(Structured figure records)
---*---

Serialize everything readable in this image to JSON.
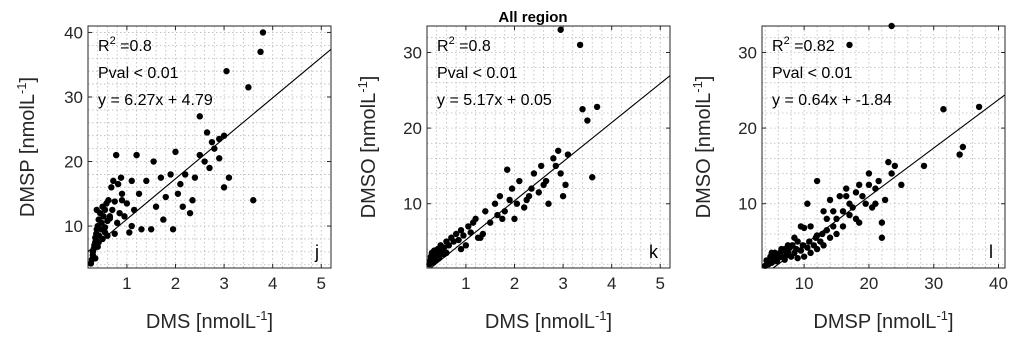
{
  "figure_title": "All region",
  "chart_data": [
    {
      "type": "scatter",
      "panel": "j",
      "xlabel": "DMS [nmolL",
      "xlabel_sup": "-1",
      "xlabel_tail": "]",
      "ylabel": "DMSP [nmolL",
      "ylabel_sup": "-1",
      "ylabel_tail": "]",
      "xlim": [
        0.2,
        5.2
      ],
      "ylim": [
        3.5,
        41
      ],
      "xticks": [
        1,
        2,
        3,
        4,
        5
      ],
      "yticks": [
        10,
        20,
        30,
        40
      ],
      "grid": true,
      "annotations": [
        "R",
        "2",
        " =0.8",
        "Pval < 0.01",
        "y = 6.27x + 4.79"
      ],
      "fit": {
        "slope": 6.27,
        "intercept": 4.79
      },
      "x": [
        0.26,
        0.28,
        0.3,
        0.3,
        0.32,
        0.33,
        0.35,
        0.35,
        0.37,
        0.38,
        0.4,
        0.4,
        0.42,
        0.43,
        0.45,
        0.47,
        0.48,
        0.5,
        0.5,
        0.52,
        0.55,
        0.55,
        0.58,
        0.6,
        0.62,
        0.65,
        0.68,
        0.7,
        0.72,
        0.75,
        0.78,
        0.8,
        0.82,
        0.85,
        0.88,
        0.9,
        0.95,
        1.0,
        1.05,
        1.1,
        1.15,
        1.2,
        1.25,
        1.3,
        1.4,
        1.5,
        1.55,
        1.6,
        1.7,
        1.75,
        1.8,
        1.9,
        1.95,
        2.0,
        2.05,
        2.1,
        2.15,
        2.2,
        2.3,
        2.35,
        2.4,
        2.5,
        2.6,
        2.65,
        2.7,
        2.75,
        2.8,
        2.9,
        3.0,
        3.05,
        3.1,
        3.5,
        3.6,
        3.75,
        3.8,
        0.35,
        0.42,
        0.6,
        0.65,
        0.9,
        1.1,
        2.5,
        2.9,
        3.0,
        0.38,
        0.55,
        0.75
      ],
      "y": [
        4.2,
        4.8,
        5.5,
        6.0,
        6.5,
        7.0,
        7.5,
        8.2,
        8.8,
        9.5,
        10.0,
        6.8,
        11.0,
        8.5,
        12.0,
        9.5,
        10.5,
        13.0,
        8.0,
        11.5,
        12.5,
        9.0,
        13.5,
        10.8,
        14.0,
        11.2,
        16.0,
        12.5,
        17.0,
        13.8,
        21.0,
        10.5,
        16.5,
        12.0,
        17.5,
        15.0,
        11.5,
        13.5,
        9.0,
        10.0,
        12.5,
        21.0,
        15.0,
        9.5,
        17.0,
        9.5,
        20.0,
        13.0,
        17.5,
        11.0,
        14.5,
        18.0,
        9.5,
        21.5,
        15.0,
        16.5,
        13.0,
        18.0,
        12.0,
        14.0,
        17.5,
        21.0,
        20.0,
        24.5,
        19.0,
        23.0,
        22.0,
        20.5,
        24.0,
        34.0,
        17.5,
        31.5,
        14.0,
        37.0,
        40.0,
        5.0,
        7.5,
        8.5,
        11.5,
        14.0,
        17.0,
        27.0,
        23.5,
        16.0,
        12.5,
        9.8,
        8.8
      ]
    },
    {
      "type": "scatter",
      "panel": "k",
      "xlabel": "DMS [nmolL",
      "xlabel_sup": "-1",
      "xlabel_tail": "]",
      "ylabel": "DMSO [nmolL",
      "ylabel_sup": "-1",
      "ylabel_tail": "]",
      "xlim": [
        0.2,
        5.2
      ],
      "ylim": [
        1.5,
        33.5
      ],
      "xticks": [
        1,
        2,
        3,
        4,
        5
      ],
      "yticks": [
        10,
        20,
        30
      ],
      "grid": true,
      "annotations": [
        "R",
        "2",
        " =0.8",
        "Pval < 0.01",
        "y = 5.17x + 0.05"
      ],
      "fit": {
        "slope": 5.17,
        "intercept": 0.05
      },
      "x": [
        0.25,
        0.27,
        0.28,
        0.3,
        0.3,
        0.32,
        0.33,
        0.35,
        0.35,
        0.37,
        0.38,
        0.4,
        0.42,
        0.45,
        0.48,
        0.5,
        0.55,
        0.6,
        0.65,
        0.7,
        0.75,
        0.8,
        0.85,
        0.9,
        0.95,
        1.0,
        1.05,
        1.1,
        1.15,
        1.2,
        1.3,
        1.35,
        1.4,
        1.5,
        1.6,
        1.65,
        1.7,
        1.8,
        1.85,
        1.9,
        1.95,
        2.0,
        2.05,
        2.1,
        2.2,
        2.3,
        2.35,
        2.4,
        2.5,
        2.55,
        2.6,
        2.65,
        2.7,
        2.8,
        2.85,
        2.9,
        2.95,
        3.0,
        3.05,
        3.1,
        3.4,
        3.5,
        3.6,
        3.7,
        2.95,
        3.35,
        0.45,
        0.6,
        0.9,
        1.25,
        1.75,
        2.25,
        0.33,
        0.4,
        0.55
      ],
      "y": [
        2.0,
        2.5,
        3.0,
        2.2,
        3.5,
        2.8,
        3.2,
        2.5,
        3.8,
        3.0,
        2.6,
        3.5,
        4.0,
        3.2,
        4.5,
        3.8,
        4.2,
        5.0,
        4.5,
        5.5,
        5.0,
        6.0,
        5.2,
        6.5,
        5.8,
        4.5,
        7.0,
        6.2,
        7.5,
        8.0,
        5.5,
        6.0,
        9.0,
        7.5,
        10.0,
        8.5,
        11.0,
        9.0,
        14.5,
        10.5,
        12.0,
        8.0,
        10.0,
        13.0,
        9.5,
        11.0,
        12.0,
        14.0,
        11.5,
        15.0,
        12.5,
        13.0,
        10.0,
        16.0,
        15.0,
        17.0,
        14.0,
        11.0,
        12.5,
        16.5,
        22.5,
        21.0,
        13.5,
        22.8,
        33.0,
        31.0,
        2.8,
        3.5,
        4.0,
        5.5,
        8.0,
        10.5,
        2.3,
        3.0,
        3.3
      ]
    },
    {
      "type": "scatter",
      "panel": "l",
      "xlabel": "DMSP [nmolL",
      "xlabel_sup": "-1",
      "xlabel_tail": "]",
      "ylabel": "DMSO [nmolL",
      "ylabel_sup": "-1",
      "ylabel_tail": "]",
      "xlim": [
        3.5,
        41
      ],
      "ylim": [
        1.5,
        33.5
      ],
      "xticks": [
        10,
        20,
        30,
        40
      ],
      "yticks": [
        10,
        20,
        30
      ],
      "grid": true,
      "annotations": [
        "R",
        "2",
        " =0.82",
        "Pval < 0.01",
        "y = 0.64x + -1.84"
      ],
      "fit": {
        "slope": 0.64,
        "intercept": -1.84
      },
      "x": [
        4.0,
        4.2,
        4.5,
        4.8,
        5.0,
        5.0,
        5.2,
        5.5,
        5.8,
        6.0,
        6.0,
        6.3,
        6.5,
        6.8,
        7.0,
        7.0,
        7.3,
        7.5,
        7.8,
        8.0,
        8.2,
        8.5,
        8.8,
        9.0,
        9.0,
        9.5,
        9.8,
        10.0,
        10.0,
        10.5,
        10.8,
        11.0,
        11.0,
        11.5,
        11.8,
        12.0,
        12.0,
        12.5,
        12.8,
        13.0,
        13.0,
        13.5,
        14.0,
        14.0,
        14.5,
        15.0,
        15.0,
        15.5,
        16.0,
        16.0,
        16.5,
        17.0,
        17.0,
        17.5,
        18.0,
        18.0,
        18.5,
        19.0,
        19.5,
        20.0,
        20.5,
        21.0,
        21.5,
        22.0,
        22.5,
        23.0,
        23.5,
        24.0,
        25.0,
        28.5,
        31.5,
        34.0,
        34.5,
        37.0,
        17.0,
        23.5,
        13.5,
        9.5,
        10.5,
        12.0,
        14.5,
        16.5,
        18.5,
        20.0,
        21.0,
        22.0,
        5.5,
        6.5,
        7.5,
        8.5
      ],
      "y": [
        1.8,
        2.5,
        2.0,
        3.0,
        2.2,
        3.5,
        2.6,
        3.0,
        2.4,
        3.2,
        2.8,
        3.5,
        3.0,
        3.8,
        2.6,
        4.0,
        3.2,
        3.6,
        4.2,
        3.0,
        4.5,
        3.5,
        4.0,
        2.8,
        5.0,
        3.8,
        4.5,
        3.0,
        6.8,
        4.2,
        5.0,
        3.5,
        7.0,
        4.5,
        5.5,
        4.0,
        13.0,
        5.0,
        6.0,
        9.0,
        4.5,
        6.5,
        5.5,
        10.5,
        7.0,
        8.0,
        6.0,
        11.0,
        9.0,
        7.0,
        12.0,
        8.5,
        10.0,
        9.5,
        11.5,
        8.0,
        12.5,
        11.0,
        10.0,
        14.0,
        9.5,
        12.0,
        13.0,
        5.5,
        10.5,
        15.5,
        14.0,
        15.0,
        12.5,
        15.0,
        22.5,
        16.5,
        17.5,
        22.8,
        31.0,
        33.5,
        8.0,
        7.0,
        10.0,
        5.8,
        9.0,
        11.0,
        7.5,
        12.5,
        10.0,
        7.5,
        3.5,
        4.0,
        4.5,
        5.5
      ]
    }
  ]
}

---*---

Copy out each line of the records where the string "intercept" appears.

        "intercept": 4.79
        "intercept": 0.05
        "intercept": -1.84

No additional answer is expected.